Job
Lines containing the word "screenshot" should be extracted in full.

Stored records
>>

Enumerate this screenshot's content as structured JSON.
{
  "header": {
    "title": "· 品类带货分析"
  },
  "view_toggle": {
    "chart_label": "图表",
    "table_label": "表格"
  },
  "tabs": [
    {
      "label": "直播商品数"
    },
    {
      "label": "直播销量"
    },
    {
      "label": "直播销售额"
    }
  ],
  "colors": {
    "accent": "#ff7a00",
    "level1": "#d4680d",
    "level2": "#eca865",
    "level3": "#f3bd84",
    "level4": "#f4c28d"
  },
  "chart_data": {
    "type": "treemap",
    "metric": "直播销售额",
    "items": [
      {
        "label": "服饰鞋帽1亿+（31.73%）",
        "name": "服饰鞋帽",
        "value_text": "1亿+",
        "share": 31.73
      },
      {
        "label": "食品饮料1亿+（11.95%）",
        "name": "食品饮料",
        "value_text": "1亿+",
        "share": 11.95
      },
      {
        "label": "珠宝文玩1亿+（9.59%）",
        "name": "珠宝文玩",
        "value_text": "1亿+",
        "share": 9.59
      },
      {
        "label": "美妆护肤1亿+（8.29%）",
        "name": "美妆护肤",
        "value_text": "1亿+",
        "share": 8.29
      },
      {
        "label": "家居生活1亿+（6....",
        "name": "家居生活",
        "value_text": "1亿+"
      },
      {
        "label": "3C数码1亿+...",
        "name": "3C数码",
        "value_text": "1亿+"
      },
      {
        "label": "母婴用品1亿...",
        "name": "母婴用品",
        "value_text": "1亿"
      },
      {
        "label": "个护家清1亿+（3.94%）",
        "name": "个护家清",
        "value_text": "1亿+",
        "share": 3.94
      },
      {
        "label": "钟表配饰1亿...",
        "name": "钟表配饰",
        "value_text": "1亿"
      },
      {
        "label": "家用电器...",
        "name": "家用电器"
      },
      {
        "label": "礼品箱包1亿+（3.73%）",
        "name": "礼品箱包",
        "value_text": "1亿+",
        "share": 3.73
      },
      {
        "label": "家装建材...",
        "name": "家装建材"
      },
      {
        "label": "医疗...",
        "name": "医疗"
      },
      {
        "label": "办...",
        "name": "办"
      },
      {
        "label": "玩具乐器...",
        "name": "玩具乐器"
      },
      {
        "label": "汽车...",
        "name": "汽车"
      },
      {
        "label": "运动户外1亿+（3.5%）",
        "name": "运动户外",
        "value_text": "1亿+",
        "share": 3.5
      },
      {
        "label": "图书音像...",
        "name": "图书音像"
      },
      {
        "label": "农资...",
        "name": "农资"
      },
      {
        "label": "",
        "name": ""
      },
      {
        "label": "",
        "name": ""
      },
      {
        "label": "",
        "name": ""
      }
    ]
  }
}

<<
>>

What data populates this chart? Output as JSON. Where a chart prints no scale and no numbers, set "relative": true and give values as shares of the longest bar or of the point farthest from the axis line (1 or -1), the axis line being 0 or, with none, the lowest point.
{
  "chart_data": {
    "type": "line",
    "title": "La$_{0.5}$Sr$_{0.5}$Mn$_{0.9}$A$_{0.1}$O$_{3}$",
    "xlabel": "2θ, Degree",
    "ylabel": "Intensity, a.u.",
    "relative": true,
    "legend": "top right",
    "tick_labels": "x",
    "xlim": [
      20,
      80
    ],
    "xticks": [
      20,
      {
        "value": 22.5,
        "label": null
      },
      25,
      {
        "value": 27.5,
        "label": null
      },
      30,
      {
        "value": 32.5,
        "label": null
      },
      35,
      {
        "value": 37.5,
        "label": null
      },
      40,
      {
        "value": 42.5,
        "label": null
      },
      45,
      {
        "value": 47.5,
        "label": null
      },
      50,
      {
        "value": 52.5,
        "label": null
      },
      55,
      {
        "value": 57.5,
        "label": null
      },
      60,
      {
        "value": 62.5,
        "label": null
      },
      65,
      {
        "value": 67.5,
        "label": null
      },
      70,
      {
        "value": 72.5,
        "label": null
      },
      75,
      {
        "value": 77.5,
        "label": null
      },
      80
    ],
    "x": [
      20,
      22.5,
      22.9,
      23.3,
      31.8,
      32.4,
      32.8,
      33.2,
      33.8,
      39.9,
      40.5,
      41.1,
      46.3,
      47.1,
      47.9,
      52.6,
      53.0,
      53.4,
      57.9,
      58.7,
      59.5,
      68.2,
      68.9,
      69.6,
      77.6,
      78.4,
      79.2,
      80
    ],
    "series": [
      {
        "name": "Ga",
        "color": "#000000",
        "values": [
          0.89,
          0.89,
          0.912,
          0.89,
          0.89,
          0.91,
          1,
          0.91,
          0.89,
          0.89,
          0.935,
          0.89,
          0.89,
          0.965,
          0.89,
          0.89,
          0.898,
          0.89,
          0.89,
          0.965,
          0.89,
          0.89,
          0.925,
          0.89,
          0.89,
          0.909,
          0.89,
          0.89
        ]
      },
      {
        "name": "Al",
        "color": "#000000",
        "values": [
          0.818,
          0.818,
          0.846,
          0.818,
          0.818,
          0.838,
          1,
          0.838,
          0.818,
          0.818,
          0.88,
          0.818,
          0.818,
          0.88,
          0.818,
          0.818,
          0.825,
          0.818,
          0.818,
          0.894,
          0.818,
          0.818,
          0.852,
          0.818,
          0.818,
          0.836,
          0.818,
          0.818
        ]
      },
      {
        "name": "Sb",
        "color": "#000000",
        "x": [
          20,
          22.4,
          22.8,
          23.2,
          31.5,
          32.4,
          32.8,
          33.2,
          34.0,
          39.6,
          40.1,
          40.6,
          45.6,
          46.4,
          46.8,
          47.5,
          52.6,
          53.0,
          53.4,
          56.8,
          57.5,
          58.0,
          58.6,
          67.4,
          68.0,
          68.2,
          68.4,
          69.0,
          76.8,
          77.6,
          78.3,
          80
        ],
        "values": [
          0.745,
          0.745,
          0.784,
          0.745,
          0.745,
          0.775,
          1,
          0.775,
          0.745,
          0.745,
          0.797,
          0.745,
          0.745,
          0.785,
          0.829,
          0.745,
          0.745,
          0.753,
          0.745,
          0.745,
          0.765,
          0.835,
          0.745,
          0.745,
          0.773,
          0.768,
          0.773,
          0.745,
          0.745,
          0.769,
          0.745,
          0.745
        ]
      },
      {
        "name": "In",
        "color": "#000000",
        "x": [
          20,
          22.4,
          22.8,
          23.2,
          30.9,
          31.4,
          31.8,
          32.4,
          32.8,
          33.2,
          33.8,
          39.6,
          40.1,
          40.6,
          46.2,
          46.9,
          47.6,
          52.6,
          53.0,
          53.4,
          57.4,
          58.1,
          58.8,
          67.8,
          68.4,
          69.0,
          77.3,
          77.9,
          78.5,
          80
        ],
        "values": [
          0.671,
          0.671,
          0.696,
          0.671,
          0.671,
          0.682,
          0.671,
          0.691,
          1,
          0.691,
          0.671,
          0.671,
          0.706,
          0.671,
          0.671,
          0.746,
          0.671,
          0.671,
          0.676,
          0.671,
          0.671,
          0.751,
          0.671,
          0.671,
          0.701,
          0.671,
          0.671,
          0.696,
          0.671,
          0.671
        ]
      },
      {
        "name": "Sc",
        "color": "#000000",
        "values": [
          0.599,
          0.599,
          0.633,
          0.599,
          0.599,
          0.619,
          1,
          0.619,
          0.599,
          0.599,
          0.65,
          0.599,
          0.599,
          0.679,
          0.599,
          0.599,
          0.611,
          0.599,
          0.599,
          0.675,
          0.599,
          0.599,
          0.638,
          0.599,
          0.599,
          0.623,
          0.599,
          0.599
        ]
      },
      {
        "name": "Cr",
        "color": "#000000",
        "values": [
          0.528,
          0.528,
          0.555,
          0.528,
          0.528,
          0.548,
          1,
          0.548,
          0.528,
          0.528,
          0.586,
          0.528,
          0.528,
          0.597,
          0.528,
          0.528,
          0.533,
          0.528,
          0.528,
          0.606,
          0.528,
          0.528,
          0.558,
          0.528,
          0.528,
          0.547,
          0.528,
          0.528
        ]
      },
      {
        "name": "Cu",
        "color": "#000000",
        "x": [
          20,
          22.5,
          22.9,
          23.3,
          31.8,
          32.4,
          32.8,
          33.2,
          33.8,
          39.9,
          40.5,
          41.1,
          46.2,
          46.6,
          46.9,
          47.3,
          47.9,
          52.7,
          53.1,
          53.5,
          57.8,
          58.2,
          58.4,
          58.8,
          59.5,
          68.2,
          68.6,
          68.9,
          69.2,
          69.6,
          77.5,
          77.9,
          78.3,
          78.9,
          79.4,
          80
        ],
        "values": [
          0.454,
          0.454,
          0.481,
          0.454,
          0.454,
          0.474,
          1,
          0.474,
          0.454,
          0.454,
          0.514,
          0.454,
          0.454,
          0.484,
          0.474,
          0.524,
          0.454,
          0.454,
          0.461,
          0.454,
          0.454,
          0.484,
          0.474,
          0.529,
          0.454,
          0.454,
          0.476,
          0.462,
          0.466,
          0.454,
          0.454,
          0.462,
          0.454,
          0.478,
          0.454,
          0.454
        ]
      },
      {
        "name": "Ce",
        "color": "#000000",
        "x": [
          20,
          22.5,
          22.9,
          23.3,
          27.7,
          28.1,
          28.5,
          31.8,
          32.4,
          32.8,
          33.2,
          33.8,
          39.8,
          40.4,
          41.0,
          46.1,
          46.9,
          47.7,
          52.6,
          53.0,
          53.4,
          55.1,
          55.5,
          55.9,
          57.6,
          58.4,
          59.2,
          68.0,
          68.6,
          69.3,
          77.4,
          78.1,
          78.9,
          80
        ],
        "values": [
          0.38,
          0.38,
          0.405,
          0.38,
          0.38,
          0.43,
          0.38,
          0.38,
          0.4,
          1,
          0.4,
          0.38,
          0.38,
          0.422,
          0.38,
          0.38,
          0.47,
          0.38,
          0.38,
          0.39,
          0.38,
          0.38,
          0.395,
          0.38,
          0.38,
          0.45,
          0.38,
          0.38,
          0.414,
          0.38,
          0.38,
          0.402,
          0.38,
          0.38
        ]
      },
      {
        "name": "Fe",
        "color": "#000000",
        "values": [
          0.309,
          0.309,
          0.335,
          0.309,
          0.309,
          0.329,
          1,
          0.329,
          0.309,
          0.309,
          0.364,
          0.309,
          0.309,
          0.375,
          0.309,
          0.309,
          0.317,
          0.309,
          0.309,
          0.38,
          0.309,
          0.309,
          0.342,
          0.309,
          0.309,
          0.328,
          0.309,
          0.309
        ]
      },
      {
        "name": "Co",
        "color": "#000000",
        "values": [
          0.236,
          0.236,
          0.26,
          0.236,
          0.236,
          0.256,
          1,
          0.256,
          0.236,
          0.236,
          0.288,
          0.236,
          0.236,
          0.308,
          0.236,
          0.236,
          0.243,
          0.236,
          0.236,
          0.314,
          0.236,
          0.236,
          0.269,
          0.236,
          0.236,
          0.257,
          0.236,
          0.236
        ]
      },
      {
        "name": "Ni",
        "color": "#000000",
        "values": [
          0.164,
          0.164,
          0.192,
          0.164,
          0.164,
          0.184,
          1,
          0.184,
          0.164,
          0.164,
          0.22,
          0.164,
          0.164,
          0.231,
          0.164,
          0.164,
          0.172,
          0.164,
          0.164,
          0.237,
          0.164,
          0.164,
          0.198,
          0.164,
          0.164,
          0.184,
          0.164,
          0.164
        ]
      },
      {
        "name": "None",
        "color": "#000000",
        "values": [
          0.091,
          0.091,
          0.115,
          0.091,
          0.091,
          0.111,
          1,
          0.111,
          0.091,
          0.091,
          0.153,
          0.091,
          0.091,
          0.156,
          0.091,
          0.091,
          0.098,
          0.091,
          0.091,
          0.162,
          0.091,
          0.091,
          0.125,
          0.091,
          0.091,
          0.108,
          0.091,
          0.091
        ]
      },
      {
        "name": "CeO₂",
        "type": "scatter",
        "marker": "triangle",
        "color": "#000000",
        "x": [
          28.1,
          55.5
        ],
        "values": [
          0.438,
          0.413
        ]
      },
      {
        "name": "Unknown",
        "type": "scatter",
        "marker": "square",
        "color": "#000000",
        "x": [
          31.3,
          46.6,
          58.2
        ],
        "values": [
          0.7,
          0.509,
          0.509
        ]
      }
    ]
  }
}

<<
>>

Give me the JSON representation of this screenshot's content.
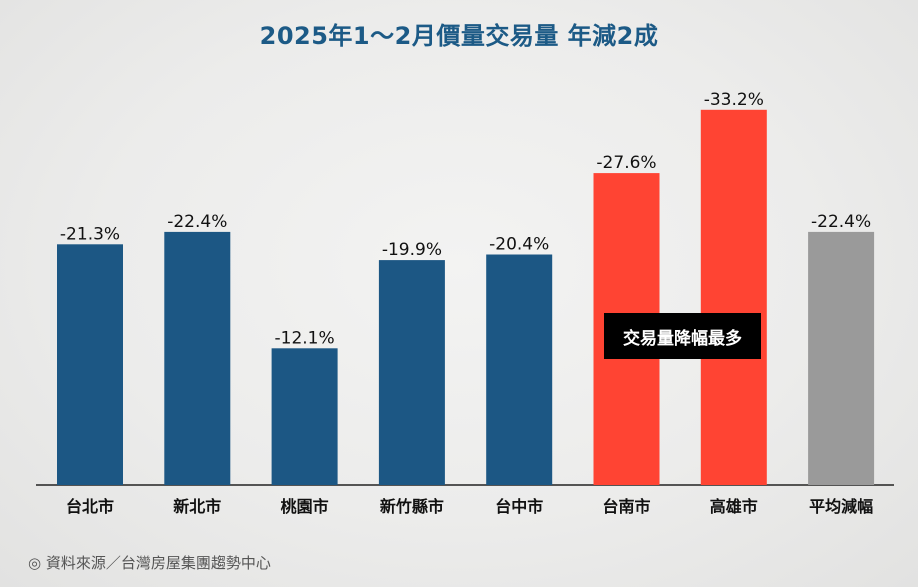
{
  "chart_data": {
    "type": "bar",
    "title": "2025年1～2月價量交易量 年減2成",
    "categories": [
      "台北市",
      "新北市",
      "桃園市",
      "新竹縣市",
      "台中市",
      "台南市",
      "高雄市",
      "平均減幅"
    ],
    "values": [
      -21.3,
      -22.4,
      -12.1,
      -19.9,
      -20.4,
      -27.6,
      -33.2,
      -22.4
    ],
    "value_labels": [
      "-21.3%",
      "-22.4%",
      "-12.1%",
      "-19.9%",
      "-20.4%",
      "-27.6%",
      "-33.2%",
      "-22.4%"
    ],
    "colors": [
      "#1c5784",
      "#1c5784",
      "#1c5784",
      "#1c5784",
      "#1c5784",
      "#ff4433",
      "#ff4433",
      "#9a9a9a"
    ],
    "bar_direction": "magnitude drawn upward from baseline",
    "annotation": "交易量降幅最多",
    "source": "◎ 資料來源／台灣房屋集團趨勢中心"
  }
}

<<

Written reply
Enumerate this screenshot's content as structured JSON.
Give me the JSON representation of this screenshot's content.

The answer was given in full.